Stored entries

▼

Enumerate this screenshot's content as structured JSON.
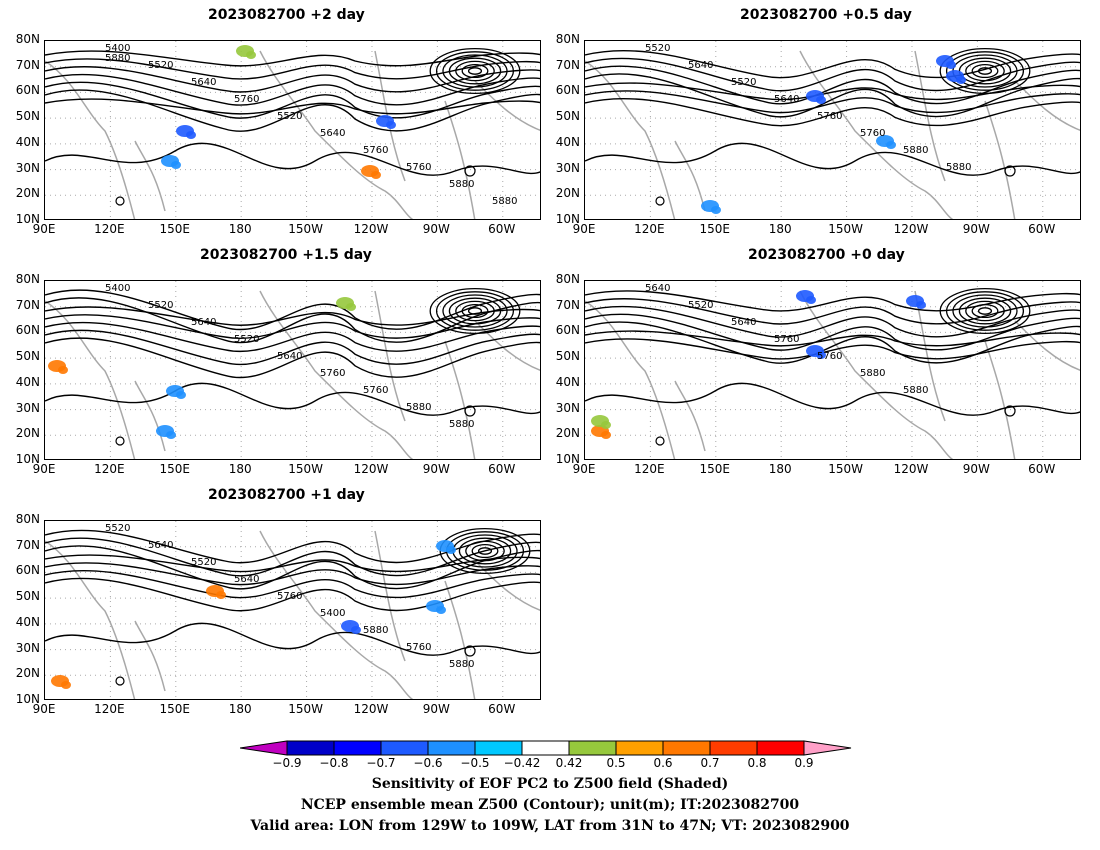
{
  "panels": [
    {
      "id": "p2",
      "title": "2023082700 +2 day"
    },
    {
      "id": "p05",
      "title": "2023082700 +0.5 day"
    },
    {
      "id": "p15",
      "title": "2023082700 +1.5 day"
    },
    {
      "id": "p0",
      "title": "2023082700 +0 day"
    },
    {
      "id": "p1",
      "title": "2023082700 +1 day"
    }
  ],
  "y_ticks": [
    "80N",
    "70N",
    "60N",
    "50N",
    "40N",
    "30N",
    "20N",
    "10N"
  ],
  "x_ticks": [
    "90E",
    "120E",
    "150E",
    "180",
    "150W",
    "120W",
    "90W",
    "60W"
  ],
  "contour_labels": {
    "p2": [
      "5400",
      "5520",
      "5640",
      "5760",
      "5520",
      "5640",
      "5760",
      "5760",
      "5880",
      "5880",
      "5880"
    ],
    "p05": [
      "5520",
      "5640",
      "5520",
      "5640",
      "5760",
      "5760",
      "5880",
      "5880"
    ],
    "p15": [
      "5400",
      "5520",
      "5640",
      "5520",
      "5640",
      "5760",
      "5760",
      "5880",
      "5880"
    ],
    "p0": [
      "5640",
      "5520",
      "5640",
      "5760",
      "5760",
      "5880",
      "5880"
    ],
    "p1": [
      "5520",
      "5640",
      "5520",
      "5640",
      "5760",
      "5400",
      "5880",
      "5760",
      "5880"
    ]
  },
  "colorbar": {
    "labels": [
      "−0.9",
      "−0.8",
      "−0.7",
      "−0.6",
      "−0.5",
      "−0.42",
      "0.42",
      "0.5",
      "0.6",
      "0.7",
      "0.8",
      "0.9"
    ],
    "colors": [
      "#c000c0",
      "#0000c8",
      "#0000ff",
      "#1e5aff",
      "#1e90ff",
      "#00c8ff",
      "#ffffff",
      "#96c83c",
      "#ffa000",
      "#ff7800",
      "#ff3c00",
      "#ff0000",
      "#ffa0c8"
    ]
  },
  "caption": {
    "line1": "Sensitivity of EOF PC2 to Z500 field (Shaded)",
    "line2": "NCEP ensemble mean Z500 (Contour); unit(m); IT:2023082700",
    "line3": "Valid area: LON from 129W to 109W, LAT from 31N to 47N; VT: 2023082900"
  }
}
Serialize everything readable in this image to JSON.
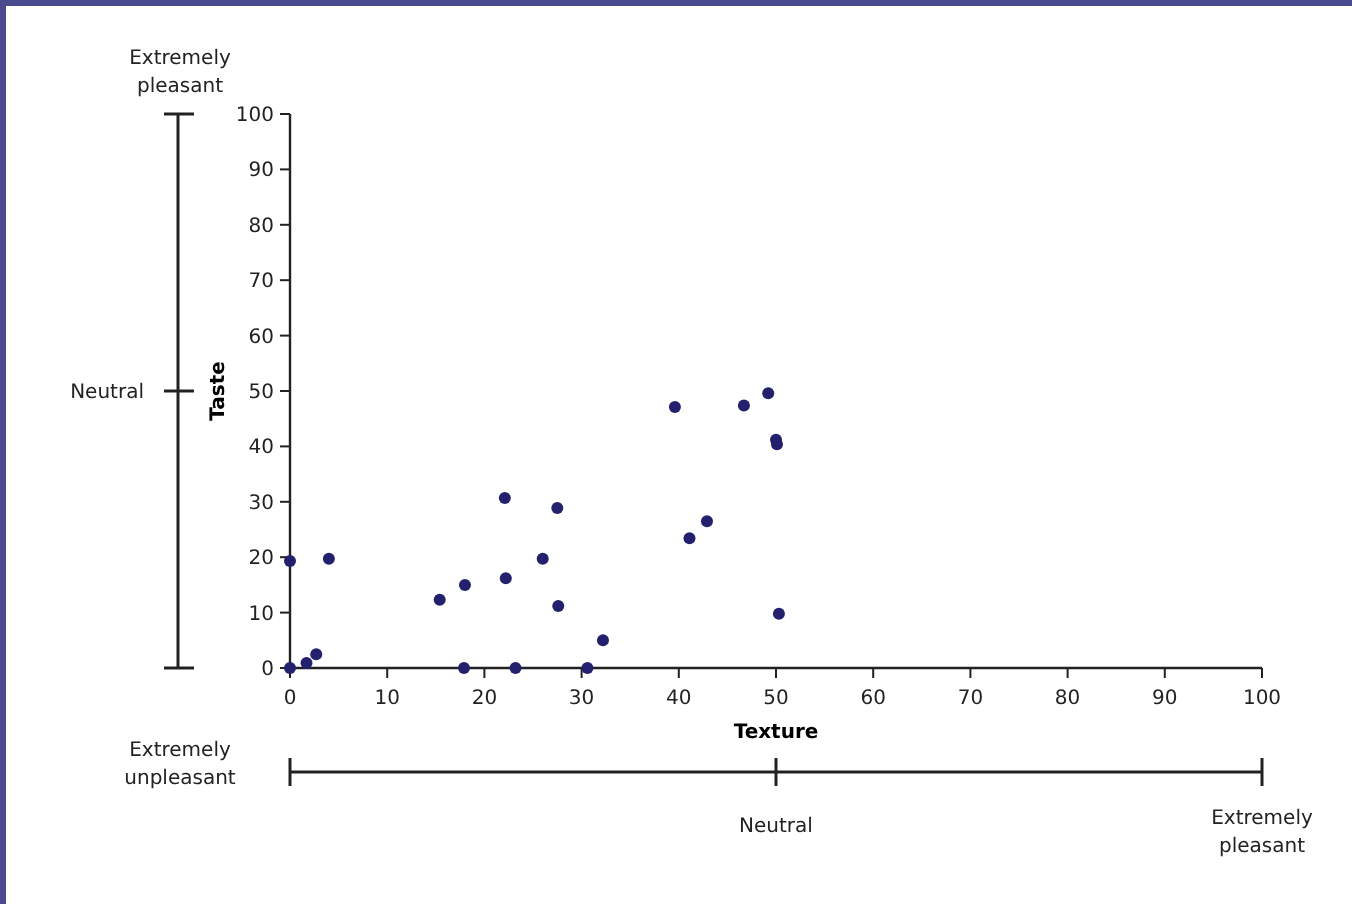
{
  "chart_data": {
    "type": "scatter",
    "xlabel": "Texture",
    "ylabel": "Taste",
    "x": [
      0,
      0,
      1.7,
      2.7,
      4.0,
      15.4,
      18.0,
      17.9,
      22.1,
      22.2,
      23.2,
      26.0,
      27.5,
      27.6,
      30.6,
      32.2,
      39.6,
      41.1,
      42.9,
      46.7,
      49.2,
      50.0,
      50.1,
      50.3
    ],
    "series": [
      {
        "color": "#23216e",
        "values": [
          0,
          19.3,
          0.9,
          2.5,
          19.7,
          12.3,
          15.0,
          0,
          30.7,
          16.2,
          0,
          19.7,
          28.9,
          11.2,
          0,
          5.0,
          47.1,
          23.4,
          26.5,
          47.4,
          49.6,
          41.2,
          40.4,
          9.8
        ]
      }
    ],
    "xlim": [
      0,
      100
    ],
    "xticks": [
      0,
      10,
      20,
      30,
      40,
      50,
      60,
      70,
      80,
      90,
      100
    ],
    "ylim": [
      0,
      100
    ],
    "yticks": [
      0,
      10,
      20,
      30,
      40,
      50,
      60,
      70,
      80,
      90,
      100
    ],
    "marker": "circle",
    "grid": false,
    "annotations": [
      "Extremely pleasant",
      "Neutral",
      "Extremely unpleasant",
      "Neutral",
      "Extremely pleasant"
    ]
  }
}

▲

__WHAT THE TASK ASKS__: Identify each line containing the string "title" and copy it out.

__EXERCISE ANSWER__:
      "title": "2023082700 +2 day"
      "title": "2023082700 +0.5 day"
      "title": "2023082700 +1.5 day"
      "title": "2023082700 +0 day"
      "title": "2023082700 +1 day"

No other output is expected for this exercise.